**Data to use**
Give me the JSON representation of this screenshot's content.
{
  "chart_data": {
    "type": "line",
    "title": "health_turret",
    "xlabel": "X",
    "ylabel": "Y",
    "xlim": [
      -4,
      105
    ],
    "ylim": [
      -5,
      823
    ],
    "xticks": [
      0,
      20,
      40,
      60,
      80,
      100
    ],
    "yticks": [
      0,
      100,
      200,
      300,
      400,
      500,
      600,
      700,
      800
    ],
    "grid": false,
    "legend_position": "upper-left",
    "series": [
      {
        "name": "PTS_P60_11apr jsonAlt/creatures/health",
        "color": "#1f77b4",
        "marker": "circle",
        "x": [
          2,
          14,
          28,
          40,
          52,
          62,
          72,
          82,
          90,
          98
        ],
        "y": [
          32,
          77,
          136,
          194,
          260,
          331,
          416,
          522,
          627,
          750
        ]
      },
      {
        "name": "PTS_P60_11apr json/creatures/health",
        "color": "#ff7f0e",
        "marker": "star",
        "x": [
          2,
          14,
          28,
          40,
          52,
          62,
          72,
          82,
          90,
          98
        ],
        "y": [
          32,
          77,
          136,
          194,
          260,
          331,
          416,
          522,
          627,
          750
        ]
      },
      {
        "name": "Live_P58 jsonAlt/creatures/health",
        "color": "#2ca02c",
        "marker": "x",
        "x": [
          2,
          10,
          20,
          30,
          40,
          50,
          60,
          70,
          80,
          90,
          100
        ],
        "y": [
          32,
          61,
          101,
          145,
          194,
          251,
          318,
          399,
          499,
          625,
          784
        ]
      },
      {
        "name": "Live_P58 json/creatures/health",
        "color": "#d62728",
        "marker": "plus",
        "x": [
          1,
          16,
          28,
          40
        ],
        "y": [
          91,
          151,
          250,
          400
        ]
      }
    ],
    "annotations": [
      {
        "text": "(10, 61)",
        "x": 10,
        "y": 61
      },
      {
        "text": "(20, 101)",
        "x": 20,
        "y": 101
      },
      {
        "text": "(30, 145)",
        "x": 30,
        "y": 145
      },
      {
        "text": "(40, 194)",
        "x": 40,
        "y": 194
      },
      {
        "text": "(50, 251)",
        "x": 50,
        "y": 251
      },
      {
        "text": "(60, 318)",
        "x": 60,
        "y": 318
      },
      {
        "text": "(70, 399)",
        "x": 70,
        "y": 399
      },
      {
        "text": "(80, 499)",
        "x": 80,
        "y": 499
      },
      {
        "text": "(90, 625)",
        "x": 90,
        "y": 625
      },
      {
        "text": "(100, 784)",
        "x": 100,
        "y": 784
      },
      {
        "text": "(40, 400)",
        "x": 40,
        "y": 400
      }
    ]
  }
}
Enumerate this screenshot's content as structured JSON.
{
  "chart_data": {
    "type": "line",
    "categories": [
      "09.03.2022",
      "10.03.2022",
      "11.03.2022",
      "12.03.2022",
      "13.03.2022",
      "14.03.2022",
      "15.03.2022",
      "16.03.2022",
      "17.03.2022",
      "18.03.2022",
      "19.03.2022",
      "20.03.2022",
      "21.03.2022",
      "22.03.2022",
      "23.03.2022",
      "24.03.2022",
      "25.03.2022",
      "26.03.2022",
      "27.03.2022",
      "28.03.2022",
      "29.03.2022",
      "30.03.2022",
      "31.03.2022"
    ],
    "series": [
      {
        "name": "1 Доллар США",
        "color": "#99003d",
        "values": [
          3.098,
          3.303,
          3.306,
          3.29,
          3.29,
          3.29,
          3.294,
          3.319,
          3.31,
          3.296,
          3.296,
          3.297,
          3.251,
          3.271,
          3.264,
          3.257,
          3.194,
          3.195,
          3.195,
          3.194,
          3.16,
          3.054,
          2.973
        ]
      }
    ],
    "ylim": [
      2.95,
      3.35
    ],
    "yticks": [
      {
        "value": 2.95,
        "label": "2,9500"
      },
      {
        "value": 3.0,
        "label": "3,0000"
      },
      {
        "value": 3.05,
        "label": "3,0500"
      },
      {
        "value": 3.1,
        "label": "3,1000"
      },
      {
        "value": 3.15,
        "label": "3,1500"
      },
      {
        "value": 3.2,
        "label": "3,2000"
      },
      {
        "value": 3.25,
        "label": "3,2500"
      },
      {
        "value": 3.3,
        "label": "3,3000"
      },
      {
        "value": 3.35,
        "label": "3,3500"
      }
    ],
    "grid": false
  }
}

**Description of the task**
Copy the data above exactly. Every line must be included.

**Solution below**
Give me the JSON representation of this screenshot's content.
{
  "chart_data": {
    "type": "line",
    "title": "health_turret",
    "xlabel": "X",
    "ylabel": "Y",
    "xlim": [
      -4,
      105
    ],
    "ylim": [
      -5,
      823
    ],
    "xticks": [
      0,
      20,
      40,
      60,
      80,
      100
    ],
    "yticks": [
      0,
      100,
      200,
      300,
      400,
      500,
      600,
      700,
      800
    ],
    "grid": false,
    "legend_position": "upper-left",
    "series": [
      {
        "name": "PTS_P60_11apr jsonAlt/creatures/health",
        "color": "#1f77b4",
        "marker": "circle",
        "x": [
          2,
          14,
          28,
          40,
          52,
          62,
          72,
          82,
          90,
          98
        ],
        "y": [
          32,
          77,
          136,
          194,
          260,
          331,
          416,
          522,
          627,
          750
        ]
      },
      {
        "name": "PTS_P60_11apr json/creatures/health",
        "color": "#ff7f0e",
        "marker": "star",
        "x": [
          2,
          14,
          28,
          40,
          52,
          62,
          72,
          82,
          90,
          98
        ],
        "y": [
          32,
          77,
          136,
          194,
          260,
          331,
          416,
          522,
          627,
          750
        ]
      },
      {
        "name": "Live_P58 jsonAlt/creatures/health",
        "color": "#2ca02c",
        "marker": "x",
        "x": [
          2,
          10,
          20,
          30,
          40,
          50,
          60,
          70,
          80,
          90,
          100
        ],
        "y": [
          32,
          61,
          101,
          145,
          194,
          251,
          318,
          399,
          499,
          625,
          784
        ]
      },
      {
        "name": "Live_P58 json/creatures/health",
        "color": "#d62728",
        "marker": "plus",
        "x": [
          1,
          16,
          28,
          40
        ],
        "y": [
          91,
          151,
          250,
          400
        ]
      }
    ],
    "annotations": [
      {
        "text": "(10, 61)",
        "x": 10,
        "y": 61
      },
      {
        "text": "(20, 101)",
        "x": 20,
        "y": 101
      },
      {
        "text": "(30, 145)",
        "x": 30,
        "y": 145
      },
      {
        "text": "(40, 194)",
        "x": 40,
        "y": 194
      },
      {
        "text": "(50, 251)",
        "x": 50,
        "y": 251
      },
      {
        "text": "(60, 318)",
        "x": 60,
        "y": 318
      },
      {
        "text": "(70, 399)",
        "x": 70,
        "y": 399
      },
      {
        "text": "(80, 499)",
        "x": 80,
        "y": 499
      },
      {
        "text": "(90, 625)",
        "x": 90,
        "y": 625
      },
      {
        "text": "(100, 784)",
        "x": 100,
        "y": 784
      },
      {
        "text": "(40, 400)",
        "x": 40,
        "y": 400
      }
    ]
  }
}
Enumerate this screenshot's content as structured JSON.
{
  "chart_data": {
    "type": "line",
    "categories": [
      "09.03.2022",
      "10.03.2022",
      "11.03.2022",
      "12.03.2022",
      "13.03.2022",
      "14.03.2022",
      "15.03.2022",
      "16.03.2022",
      "17.03.2022",
      "18.03.2022",
      "19.03.2022",
      "20.03.2022",
      "21.03.2022",
      "22.03.2022",
      "23.03.2022",
      "24.03.2022",
      "25.03.2022",
      "26.03.2022",
      "27.03.2022",
      "28.03.2022",
      "29.03.2022",
      "30.03.2022",
      "31.03.2022"
    ],
    "series": [
      {
        "name": "1 Доллар США",
        "color": "#99003d",
        "values": [
          3.098,
          3.303,
          3.306,
          3.29,
          3.29,
          3.29,
          3.294,
          3.319,
          3.31,
          3.296,
          3.296,
          3.297,
          3.251,
          3.271,
          3.264,
          3.257,
          3.194,
          3.195,
          3.195,
          3.194,
          3.16,
          3.054,
          2.973
        ]
      }
    ],
    "ylim": [
      2.95,
      3.35
    ],
    "yticks": [
      {
        "value": 2.95,
        "label": "2,9500"
      },
      {
        "value": 3.0,
        "label": "3,0000"
      },
      {
        "value": 3.05,
        "label": "3,0500"
      },
      {
        "value": 3.1,
        "label": "3,1000"
      },
      {
        "value": 3.15,
        "label": "3,1500"
      },
      {
        "value": 3.2,
        "label": "3,2000"
      },
      {
        "value": 3.25,
        "label": "3,2500"
      },
      {
        "value": 3.3,
        "label": "3,3000"
      },
      {
        "value": 3.35,
        "label": "3,3500"
      }
    ],
    "grid": false
  }
}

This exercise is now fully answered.